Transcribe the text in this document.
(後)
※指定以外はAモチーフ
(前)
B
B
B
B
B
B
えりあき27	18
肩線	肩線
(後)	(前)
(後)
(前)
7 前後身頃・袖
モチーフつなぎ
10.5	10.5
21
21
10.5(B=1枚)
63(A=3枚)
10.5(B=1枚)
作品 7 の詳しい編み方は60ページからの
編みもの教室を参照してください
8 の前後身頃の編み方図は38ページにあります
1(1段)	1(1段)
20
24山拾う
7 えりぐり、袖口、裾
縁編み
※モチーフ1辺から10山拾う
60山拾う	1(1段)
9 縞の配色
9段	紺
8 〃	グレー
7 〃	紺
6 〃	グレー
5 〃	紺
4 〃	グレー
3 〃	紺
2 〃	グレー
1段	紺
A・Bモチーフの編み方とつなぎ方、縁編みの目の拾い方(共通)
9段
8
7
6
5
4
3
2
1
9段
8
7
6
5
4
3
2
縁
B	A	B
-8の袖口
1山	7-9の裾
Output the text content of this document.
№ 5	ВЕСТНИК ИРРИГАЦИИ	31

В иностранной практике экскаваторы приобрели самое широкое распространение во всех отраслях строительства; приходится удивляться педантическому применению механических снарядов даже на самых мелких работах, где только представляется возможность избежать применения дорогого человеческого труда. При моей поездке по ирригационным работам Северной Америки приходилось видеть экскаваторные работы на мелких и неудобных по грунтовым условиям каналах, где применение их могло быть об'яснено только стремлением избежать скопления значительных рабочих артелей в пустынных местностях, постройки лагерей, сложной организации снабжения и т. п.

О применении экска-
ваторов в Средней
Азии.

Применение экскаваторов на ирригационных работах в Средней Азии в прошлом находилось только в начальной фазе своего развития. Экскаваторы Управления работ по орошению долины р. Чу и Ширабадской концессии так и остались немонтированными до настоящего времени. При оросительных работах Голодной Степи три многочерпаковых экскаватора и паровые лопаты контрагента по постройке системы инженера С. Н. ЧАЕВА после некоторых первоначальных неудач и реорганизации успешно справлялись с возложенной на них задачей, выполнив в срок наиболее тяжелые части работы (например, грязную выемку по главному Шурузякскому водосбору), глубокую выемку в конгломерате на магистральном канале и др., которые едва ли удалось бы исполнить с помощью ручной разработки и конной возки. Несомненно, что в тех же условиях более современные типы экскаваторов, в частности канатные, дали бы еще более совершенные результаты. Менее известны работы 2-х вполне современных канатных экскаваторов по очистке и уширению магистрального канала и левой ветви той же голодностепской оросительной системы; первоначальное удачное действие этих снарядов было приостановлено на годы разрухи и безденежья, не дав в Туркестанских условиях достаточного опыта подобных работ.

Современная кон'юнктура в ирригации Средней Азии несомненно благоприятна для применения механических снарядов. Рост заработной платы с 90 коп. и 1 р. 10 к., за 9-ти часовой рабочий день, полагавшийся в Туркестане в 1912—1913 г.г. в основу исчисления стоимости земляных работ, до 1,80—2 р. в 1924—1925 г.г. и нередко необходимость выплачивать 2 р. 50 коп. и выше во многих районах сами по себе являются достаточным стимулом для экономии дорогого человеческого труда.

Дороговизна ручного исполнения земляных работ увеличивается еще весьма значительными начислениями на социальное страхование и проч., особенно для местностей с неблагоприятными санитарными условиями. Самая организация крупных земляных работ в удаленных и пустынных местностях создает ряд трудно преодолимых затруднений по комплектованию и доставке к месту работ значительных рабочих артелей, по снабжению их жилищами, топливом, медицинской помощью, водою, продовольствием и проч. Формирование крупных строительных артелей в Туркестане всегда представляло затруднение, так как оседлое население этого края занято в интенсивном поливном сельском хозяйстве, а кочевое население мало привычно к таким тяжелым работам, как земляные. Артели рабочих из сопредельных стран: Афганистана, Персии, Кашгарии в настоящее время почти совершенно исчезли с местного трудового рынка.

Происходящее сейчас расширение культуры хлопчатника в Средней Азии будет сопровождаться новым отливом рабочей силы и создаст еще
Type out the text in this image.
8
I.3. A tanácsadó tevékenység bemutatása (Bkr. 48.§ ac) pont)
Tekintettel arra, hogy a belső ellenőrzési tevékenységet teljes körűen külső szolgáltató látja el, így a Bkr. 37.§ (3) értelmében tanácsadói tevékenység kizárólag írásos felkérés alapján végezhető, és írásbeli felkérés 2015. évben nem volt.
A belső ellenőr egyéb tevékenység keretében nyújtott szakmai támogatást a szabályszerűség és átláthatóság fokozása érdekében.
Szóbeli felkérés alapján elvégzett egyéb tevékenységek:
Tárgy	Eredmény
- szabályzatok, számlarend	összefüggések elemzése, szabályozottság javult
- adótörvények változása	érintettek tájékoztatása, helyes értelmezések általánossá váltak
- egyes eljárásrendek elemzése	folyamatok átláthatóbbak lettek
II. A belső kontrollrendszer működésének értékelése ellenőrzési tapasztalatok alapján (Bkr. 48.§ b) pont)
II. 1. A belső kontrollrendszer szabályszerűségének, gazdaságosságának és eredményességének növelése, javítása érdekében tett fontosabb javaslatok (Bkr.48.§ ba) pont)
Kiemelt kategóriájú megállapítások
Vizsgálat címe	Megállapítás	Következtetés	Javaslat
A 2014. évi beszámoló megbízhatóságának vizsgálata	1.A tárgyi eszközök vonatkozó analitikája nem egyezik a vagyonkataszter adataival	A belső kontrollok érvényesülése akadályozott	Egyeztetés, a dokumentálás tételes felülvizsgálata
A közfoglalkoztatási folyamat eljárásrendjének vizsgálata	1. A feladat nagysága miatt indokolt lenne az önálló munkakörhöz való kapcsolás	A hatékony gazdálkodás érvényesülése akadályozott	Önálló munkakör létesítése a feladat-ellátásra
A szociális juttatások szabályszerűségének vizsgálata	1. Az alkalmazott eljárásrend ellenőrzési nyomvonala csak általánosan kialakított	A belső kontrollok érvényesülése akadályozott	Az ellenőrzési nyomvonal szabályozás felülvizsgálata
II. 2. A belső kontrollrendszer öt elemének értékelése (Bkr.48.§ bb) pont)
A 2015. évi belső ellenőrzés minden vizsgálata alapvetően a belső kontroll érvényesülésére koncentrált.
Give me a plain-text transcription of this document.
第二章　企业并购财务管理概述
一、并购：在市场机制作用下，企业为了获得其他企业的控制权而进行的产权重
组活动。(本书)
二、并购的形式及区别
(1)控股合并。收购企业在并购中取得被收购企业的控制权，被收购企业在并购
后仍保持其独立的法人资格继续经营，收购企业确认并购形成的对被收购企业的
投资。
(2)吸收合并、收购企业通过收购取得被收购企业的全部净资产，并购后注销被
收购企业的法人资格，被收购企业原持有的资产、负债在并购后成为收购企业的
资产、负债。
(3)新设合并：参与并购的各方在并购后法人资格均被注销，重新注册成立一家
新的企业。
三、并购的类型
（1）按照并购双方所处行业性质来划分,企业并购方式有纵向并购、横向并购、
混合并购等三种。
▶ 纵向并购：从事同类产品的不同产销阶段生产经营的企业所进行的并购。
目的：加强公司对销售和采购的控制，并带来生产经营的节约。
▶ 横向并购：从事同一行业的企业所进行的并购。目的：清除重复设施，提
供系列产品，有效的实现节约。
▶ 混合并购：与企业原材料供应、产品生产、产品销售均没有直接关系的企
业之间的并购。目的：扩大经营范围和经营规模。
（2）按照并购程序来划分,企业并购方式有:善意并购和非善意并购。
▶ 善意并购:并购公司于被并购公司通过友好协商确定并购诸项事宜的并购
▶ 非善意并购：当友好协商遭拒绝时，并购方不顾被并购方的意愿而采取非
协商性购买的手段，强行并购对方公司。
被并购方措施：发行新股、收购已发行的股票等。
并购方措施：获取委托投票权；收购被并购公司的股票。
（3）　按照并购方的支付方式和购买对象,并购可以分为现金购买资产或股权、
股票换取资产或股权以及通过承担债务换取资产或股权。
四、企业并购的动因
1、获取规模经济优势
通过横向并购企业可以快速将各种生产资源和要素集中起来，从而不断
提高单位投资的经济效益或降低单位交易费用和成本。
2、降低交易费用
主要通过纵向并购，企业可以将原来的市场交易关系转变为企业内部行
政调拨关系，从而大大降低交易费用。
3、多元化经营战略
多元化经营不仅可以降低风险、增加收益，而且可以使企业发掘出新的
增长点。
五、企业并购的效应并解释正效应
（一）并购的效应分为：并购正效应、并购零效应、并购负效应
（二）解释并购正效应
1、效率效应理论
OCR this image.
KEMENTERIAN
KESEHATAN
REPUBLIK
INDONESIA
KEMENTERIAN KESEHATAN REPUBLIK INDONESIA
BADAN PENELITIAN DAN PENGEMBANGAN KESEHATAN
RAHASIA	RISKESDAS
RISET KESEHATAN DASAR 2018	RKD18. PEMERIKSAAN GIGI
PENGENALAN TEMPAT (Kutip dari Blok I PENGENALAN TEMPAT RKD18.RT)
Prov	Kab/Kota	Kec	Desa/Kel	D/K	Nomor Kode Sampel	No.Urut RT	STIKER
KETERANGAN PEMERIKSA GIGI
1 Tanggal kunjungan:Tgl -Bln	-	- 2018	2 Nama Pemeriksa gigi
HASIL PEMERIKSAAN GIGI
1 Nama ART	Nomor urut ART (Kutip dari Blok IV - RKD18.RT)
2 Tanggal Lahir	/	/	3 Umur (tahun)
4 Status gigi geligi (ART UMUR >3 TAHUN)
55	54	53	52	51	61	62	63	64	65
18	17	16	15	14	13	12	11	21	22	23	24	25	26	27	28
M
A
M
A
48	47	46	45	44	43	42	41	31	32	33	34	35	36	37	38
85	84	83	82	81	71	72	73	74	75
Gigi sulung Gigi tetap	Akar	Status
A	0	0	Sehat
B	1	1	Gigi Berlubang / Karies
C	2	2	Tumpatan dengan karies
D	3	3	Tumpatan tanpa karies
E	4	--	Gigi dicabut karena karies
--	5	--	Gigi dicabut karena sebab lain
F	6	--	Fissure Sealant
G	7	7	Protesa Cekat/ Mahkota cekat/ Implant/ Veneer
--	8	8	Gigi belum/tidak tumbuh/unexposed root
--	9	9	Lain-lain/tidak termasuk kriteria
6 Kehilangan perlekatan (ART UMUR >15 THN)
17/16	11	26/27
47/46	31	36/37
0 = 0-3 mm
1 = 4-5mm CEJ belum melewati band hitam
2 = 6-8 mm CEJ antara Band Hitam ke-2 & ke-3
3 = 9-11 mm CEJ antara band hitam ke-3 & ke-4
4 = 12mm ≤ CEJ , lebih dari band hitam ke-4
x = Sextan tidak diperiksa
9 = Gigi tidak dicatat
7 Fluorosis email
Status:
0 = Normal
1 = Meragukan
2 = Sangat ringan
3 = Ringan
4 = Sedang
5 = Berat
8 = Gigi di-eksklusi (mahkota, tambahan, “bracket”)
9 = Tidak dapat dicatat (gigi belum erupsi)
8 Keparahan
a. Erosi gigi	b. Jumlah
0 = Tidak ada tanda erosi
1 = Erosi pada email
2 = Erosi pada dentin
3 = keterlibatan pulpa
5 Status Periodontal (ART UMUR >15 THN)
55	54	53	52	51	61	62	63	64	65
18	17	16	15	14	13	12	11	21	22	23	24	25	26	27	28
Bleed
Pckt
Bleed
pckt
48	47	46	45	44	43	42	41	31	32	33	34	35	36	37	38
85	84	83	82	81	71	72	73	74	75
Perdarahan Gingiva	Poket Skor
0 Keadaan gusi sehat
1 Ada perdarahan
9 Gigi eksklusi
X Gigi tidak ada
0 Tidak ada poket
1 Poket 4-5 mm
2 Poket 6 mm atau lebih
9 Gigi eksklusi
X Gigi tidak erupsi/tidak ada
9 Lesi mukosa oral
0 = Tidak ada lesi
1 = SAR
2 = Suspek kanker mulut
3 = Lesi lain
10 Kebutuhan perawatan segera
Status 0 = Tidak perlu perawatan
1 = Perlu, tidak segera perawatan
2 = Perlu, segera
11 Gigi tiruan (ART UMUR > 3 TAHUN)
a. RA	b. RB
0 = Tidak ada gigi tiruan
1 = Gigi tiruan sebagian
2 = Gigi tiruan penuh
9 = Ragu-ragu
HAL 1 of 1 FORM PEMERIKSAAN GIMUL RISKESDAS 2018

|---|

▸ **Given exercise**
Scan the listing above. Gather each line that contains the word "tiruan".

▸ **Response to this task**
11 Gigi tiruan (ART UMUR > 3 TAHUN)
0 = Tidak ada gigi tiruan
1 = Gigi tiruan sebagian
2 = Gigi tiruan penuh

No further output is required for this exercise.